[BEGIN]

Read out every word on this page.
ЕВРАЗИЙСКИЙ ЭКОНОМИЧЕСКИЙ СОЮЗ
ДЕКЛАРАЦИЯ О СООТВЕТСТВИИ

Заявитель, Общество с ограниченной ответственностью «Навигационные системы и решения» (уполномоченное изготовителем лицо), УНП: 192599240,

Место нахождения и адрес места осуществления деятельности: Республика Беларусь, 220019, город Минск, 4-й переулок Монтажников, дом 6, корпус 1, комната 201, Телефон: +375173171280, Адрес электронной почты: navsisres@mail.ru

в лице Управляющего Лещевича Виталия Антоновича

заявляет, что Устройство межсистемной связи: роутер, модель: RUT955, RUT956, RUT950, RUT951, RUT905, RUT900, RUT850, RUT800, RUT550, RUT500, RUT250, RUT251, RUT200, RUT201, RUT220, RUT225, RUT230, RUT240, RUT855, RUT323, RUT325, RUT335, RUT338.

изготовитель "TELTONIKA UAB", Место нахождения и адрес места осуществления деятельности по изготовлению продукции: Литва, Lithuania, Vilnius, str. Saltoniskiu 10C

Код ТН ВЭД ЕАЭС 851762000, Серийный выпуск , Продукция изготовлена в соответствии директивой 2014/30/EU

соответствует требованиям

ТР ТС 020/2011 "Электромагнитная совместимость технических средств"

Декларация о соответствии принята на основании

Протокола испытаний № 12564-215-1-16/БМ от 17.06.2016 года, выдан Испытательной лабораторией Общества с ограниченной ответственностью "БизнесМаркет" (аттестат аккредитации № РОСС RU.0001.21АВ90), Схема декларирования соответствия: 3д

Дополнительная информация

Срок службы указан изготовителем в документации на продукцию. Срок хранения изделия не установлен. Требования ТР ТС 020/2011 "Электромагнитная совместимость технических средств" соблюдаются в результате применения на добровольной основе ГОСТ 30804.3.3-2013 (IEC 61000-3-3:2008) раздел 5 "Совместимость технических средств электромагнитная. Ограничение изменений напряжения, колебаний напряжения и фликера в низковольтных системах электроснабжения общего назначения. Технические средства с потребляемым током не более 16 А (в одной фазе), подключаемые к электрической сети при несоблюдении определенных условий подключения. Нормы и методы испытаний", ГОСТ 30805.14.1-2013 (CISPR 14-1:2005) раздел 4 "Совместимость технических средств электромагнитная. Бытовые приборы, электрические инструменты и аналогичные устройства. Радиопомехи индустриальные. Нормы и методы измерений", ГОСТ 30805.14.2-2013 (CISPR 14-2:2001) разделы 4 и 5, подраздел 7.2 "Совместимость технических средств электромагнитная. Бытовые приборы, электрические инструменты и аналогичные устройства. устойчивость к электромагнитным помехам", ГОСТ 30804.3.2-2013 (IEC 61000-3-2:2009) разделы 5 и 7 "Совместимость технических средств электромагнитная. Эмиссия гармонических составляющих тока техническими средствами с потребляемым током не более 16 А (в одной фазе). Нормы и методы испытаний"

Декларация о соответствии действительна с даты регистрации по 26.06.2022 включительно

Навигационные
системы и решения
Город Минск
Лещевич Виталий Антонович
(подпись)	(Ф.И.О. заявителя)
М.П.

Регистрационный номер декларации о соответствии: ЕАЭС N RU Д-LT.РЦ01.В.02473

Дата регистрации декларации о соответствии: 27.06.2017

[END]

**Goal**
Extract every line above exactly as it stands.

**Written answer**
Read out every word on this page.
ЕВРАЗИЙСКИЙ ЭКОНОМИЧЕСКИЙ СОЮЗ
ДЕКЛАРАЦИЯ О СООТВЕТСТВИИ

Заявитель, Общество с ограниченной ответственностью «Навигационные системы и решения» (уполномоченное изготовителем лицо), УНП: 192599240,

Место нахождения и адрес места осуществления деятельности: Республика Беларусь, 220019, город Минск, 4-й переулок Монтажников, дом 6, корпус 1, комната 201, Телефон: +375173171280, Адрес электронной почты: navsisres@mail.ru

в лице Управляющего Лещевича Виталия Антоновича

заявляет, что Устройство межсистемной связи: роутер, модель: RUT955, RUT956, RUT950, RUT951, RUT905, RUT900, RUT850, RUT800, RUT550, RUT500, RUT250, RUT251, RUT200, RUT201, RUT220, RUT225, RUT230, RUT240, RUT855, RUT323, RUT325, RUT335, RUT338.

изготовитель "TELTONIKA UAB", Место нахождения и адрес места осуществления деятельности по изготовлению продукции: Литва, Lithuania, Vilnius, str. Saltoniskiu 10C

Код ТН ВЭД ЕАЭС 851762000, Серийный выпуск , Продукция изготовлена в соответствии директивой 2014/30/EU

соответствует требованиям

ТР ТС 020/2011 "Электромагнитная совместимость технических средств"

Декларация о соответствии принята на основании

Протокола испытаний № 12564-215-1-16/БМ от 17.06.2016 года, выдан Испытательной лабораторией Общества с ограниченной ответственностью "БизнесМаркет" (аттестат аккредитации № РОСС RU.0001.21АВ90), Схема декларирования соответствия: 3д

Дополнительная информация

Срок службы указан изготовителем в документации на продукцию. Срок хранения изделия не установлен. Требования ТР ТС 020/2011 "Электромагнитная совместимость технических средств" соблюдаются в результате применения на добровольной основе ГОСТ 30804.3.3-2013 (IEC 61000-3-3:2008) раздел 5 "Совместимость технических средств электромагнитная. Ограничение изменений напряжения, колебаний напряжения и фликера в низковольтных системах электроснабжения общего назначения. Технические средства с потребляемым током не более 16 А (в одной фазе), подключаемые к электрической сети при несоблюдении определенных условий подключения. Нормы и методы испытаний", ГОСТ 30805.14.1-2013 (CISPR 14-1:2005) раздел 4 "Совместимость технических средств электромагнитная. Бытовые приборы, электрические инструменты и аналогичные устройства. Радиопомехи индустриальные. Нормы и методы измерений", ГОСТ 30805.14.2-2013 (CISPR 14-2:2001) разделы 4 и 5, подраздел 7.2 "Совместимость технических средств электромагнитная. Бытовые приборы, электрические инструменты и аналогичные устройства. устойчивость к электромагнитным помехам", ГОСТ 30804.3.2-2013 (IEC 61000-3-2:2009) разделы 5 и 7 "Совместимость технических средств электромагнитная. Эмиссия гармонических составляющих тока техническими средствами с потребляемым током не более 16 А (в одной фазе). Нормы и методы испытаний"

Декларация о соответствии действительна с даты регистрации по 26.06.2022 включительно

Навигационные
системы и решения
Город Минск
Лещевич Виталий Антонович
(подпись)	(Ф.И.О. заявителя)
М.П.

Регистрационный номер декларации о соответствии: ЕАЭС N RU Д-LT.РЦ01.В.02473

Дата регистрации декларации о соответствии: 27.06.2017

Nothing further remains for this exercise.